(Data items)
++++++++++++++++++++

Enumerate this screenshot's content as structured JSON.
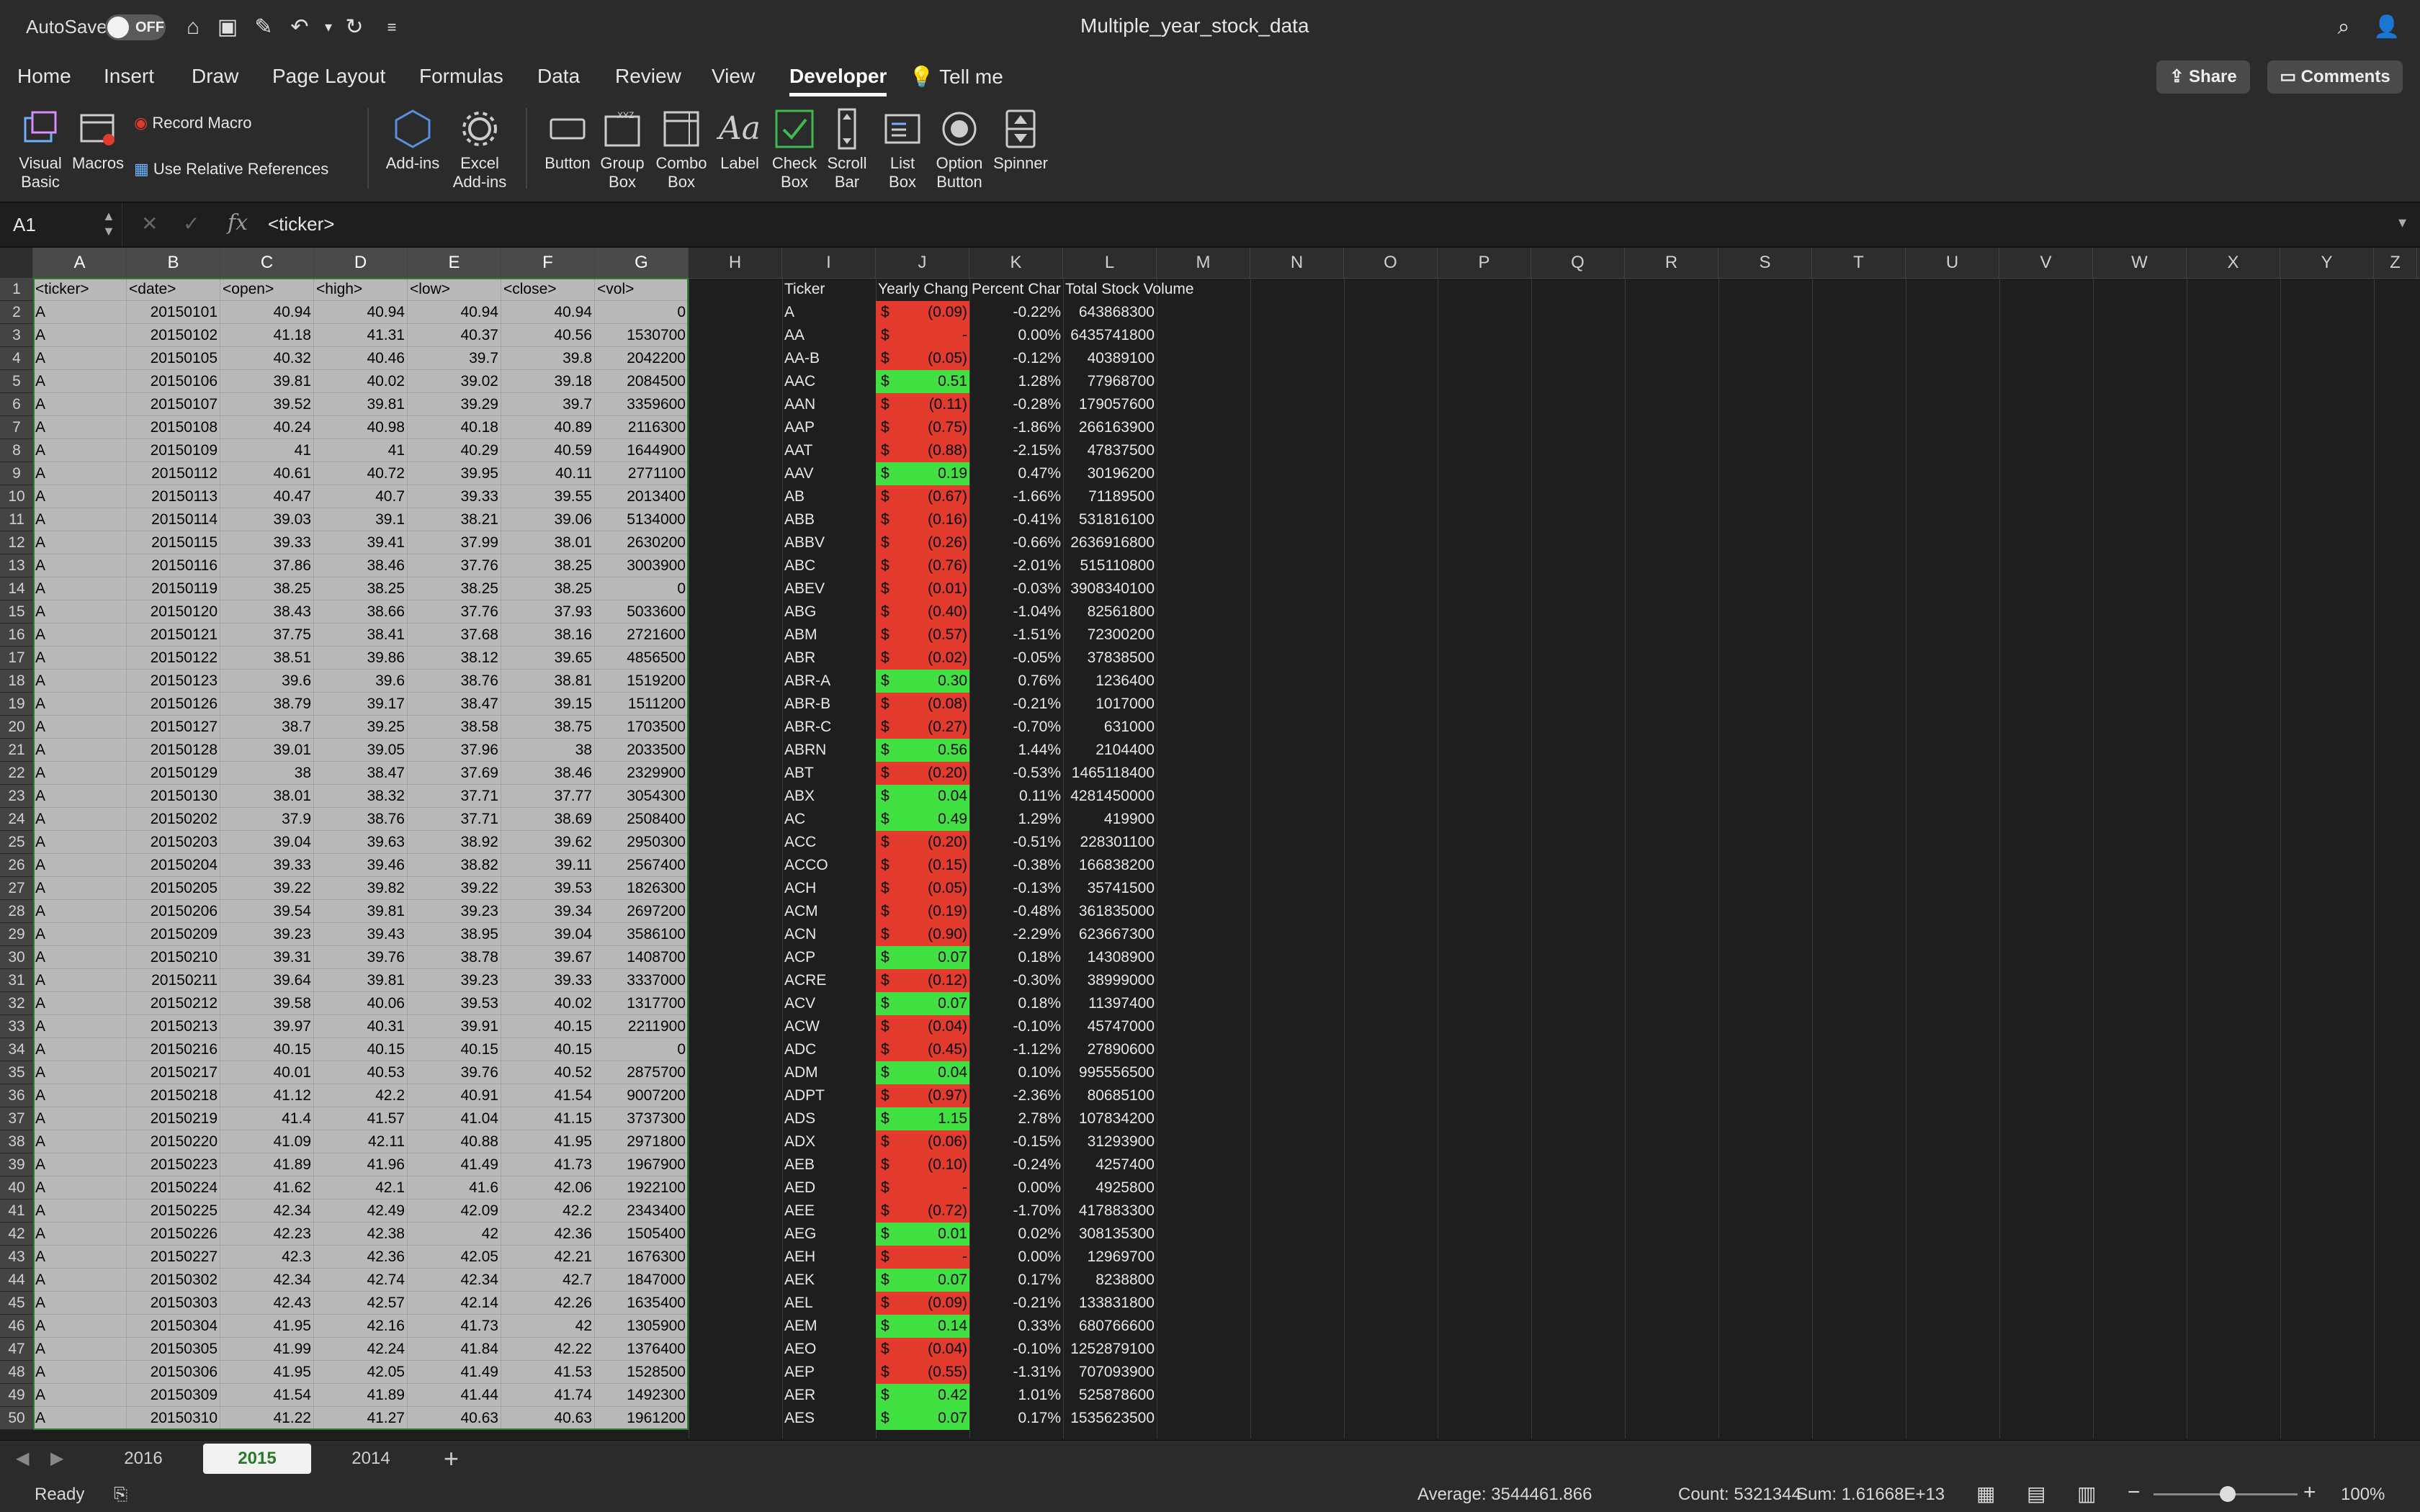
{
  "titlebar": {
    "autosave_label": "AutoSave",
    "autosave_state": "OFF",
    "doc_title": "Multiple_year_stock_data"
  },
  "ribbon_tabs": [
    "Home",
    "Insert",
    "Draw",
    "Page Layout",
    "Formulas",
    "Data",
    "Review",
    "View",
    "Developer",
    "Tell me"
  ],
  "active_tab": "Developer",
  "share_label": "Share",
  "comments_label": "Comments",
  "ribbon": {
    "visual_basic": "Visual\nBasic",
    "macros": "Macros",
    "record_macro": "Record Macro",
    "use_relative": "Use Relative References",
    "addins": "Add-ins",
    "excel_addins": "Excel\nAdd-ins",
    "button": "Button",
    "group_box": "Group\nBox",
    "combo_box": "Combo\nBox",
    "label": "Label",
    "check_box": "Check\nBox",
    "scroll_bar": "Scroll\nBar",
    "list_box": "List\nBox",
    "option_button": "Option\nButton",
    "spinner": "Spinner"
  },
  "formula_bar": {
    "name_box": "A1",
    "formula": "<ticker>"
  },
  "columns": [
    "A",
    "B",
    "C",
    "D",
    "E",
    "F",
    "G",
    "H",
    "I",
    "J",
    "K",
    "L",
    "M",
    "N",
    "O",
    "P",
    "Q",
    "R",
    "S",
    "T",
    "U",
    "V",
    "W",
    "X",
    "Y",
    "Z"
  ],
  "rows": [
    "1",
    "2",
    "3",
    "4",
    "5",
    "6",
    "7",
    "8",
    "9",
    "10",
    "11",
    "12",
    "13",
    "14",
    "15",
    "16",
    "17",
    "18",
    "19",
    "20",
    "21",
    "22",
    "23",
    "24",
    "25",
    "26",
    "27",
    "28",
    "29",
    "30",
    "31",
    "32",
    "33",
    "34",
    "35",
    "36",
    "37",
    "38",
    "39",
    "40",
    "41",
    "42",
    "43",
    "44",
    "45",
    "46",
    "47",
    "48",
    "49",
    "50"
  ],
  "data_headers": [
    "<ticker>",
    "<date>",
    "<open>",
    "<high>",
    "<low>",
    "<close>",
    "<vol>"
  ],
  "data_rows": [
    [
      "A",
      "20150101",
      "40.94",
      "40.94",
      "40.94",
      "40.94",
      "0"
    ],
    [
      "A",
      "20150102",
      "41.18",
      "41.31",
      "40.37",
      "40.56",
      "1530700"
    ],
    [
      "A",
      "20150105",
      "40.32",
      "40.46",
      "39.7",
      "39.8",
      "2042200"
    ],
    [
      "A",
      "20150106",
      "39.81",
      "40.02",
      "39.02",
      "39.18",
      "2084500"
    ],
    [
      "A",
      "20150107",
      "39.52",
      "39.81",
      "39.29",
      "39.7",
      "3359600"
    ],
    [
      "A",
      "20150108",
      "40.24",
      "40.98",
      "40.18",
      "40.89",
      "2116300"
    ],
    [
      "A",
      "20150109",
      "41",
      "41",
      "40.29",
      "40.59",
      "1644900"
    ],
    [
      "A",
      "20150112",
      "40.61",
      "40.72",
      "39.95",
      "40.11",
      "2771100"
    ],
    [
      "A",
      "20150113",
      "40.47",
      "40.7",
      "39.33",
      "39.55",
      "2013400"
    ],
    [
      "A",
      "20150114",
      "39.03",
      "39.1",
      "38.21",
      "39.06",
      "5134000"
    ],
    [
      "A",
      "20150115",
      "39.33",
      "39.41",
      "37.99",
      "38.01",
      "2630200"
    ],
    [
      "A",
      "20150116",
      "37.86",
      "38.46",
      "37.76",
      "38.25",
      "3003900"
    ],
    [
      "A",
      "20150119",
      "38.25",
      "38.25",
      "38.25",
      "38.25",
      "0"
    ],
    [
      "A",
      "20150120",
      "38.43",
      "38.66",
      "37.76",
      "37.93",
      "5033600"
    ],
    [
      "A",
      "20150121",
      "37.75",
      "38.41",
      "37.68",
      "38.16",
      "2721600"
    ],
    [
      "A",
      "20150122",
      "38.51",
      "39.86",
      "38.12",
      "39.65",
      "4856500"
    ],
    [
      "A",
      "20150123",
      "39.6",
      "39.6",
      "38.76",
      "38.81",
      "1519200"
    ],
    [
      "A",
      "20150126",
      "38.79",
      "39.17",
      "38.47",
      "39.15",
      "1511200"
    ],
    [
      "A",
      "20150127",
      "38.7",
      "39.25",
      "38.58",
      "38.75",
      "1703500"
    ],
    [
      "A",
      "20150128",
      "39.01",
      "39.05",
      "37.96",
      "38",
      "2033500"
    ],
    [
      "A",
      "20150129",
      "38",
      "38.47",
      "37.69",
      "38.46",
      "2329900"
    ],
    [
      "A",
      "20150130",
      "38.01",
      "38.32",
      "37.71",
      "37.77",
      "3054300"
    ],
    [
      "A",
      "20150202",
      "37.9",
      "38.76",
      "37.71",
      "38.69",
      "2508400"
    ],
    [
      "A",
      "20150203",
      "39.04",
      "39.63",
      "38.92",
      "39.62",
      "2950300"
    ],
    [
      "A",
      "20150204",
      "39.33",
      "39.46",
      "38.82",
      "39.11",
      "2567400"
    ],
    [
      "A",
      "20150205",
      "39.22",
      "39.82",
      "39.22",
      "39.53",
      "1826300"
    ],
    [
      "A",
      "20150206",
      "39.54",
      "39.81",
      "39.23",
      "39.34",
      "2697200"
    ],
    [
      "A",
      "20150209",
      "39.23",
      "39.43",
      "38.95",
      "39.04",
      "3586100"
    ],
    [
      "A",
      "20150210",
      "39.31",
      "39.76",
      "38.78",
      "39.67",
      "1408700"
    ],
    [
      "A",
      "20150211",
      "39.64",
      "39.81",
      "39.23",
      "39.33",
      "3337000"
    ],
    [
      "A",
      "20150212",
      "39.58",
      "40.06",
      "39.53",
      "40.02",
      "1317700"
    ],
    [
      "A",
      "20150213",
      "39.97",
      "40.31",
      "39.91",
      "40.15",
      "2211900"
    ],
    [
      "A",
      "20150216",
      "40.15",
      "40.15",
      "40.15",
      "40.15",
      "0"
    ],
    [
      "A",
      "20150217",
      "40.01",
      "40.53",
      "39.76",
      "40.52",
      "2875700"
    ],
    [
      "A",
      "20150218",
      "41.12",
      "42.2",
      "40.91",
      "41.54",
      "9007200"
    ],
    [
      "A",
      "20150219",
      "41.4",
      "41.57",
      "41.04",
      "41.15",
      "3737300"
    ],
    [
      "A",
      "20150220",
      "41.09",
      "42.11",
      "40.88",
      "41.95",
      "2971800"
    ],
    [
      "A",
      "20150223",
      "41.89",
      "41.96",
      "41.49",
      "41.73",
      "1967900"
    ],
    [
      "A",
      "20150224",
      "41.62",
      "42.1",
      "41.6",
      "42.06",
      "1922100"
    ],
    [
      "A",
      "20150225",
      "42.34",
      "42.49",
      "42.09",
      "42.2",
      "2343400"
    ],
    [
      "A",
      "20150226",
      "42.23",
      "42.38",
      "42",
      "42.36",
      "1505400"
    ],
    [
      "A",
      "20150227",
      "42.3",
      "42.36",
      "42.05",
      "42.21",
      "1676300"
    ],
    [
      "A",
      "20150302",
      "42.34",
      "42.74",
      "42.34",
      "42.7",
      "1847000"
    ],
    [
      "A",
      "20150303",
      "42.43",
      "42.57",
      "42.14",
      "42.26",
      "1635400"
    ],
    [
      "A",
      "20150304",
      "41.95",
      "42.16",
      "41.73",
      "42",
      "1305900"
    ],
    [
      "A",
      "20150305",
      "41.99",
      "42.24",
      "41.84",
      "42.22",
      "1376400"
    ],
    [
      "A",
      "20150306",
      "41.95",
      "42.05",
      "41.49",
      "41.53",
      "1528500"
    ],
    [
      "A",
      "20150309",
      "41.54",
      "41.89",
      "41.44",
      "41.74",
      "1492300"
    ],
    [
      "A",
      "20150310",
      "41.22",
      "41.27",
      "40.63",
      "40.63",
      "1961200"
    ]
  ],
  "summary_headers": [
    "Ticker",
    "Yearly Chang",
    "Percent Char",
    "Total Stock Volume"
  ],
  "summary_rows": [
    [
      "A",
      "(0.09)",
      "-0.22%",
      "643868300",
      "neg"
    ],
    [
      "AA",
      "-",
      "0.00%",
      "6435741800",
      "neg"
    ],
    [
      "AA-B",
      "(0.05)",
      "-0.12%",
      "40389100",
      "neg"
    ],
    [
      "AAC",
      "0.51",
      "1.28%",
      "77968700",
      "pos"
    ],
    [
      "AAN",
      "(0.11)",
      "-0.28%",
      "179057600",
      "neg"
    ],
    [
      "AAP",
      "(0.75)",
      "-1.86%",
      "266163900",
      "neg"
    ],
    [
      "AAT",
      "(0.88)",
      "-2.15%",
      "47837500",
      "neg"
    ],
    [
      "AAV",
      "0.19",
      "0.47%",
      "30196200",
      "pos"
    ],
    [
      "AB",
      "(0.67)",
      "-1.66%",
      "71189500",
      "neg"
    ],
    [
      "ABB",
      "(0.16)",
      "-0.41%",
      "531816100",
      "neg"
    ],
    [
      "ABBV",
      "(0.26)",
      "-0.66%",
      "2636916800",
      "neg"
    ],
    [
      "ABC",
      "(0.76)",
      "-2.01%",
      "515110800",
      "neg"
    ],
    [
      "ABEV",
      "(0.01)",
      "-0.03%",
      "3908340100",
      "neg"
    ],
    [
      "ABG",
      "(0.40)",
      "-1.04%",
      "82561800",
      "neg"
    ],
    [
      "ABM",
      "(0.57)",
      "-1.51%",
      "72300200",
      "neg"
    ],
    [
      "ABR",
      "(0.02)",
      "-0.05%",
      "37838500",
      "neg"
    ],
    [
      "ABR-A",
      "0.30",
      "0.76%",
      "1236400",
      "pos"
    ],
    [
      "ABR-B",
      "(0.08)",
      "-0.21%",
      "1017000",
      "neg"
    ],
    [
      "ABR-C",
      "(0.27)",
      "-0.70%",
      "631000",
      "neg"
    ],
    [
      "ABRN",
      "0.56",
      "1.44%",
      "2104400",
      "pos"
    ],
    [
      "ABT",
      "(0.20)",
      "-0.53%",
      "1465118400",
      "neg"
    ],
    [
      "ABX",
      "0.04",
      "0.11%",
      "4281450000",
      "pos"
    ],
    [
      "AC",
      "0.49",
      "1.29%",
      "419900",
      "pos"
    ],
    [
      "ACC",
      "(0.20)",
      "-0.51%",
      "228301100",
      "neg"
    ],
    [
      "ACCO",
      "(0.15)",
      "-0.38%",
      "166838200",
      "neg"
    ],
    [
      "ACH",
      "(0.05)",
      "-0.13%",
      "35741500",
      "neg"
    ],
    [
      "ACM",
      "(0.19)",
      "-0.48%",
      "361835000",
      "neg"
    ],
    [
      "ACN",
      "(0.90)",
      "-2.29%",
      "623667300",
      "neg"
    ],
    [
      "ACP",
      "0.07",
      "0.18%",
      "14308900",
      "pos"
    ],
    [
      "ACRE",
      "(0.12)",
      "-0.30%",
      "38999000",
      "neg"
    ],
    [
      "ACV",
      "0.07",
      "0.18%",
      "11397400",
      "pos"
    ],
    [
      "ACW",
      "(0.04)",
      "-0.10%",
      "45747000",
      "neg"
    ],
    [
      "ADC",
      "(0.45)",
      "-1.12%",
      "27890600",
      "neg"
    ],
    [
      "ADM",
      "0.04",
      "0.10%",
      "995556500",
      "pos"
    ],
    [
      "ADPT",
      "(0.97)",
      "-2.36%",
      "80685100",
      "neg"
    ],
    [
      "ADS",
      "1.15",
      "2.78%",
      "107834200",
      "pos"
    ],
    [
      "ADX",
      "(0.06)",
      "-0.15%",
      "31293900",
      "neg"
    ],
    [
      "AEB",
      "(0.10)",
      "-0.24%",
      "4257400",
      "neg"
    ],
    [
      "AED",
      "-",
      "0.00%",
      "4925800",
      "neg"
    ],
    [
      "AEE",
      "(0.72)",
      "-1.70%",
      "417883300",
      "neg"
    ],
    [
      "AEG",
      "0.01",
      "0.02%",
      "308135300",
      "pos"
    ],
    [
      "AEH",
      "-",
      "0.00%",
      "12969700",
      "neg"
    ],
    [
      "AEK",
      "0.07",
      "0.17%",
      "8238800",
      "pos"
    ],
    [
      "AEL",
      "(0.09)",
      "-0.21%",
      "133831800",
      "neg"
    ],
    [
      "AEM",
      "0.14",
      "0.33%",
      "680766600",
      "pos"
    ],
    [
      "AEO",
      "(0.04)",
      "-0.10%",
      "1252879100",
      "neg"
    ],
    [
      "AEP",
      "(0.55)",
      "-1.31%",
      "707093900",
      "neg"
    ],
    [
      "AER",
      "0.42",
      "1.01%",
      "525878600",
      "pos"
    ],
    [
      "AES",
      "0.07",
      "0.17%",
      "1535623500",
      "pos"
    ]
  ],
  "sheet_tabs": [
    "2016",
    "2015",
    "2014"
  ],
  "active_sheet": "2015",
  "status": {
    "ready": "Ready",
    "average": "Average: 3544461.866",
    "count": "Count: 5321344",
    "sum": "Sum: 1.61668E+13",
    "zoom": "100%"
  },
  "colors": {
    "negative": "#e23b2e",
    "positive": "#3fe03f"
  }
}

++++++++++++++++++++

#### Task directions:
Determine how many lines of this listing contain "nBox", and give only the number.

#### Result:
4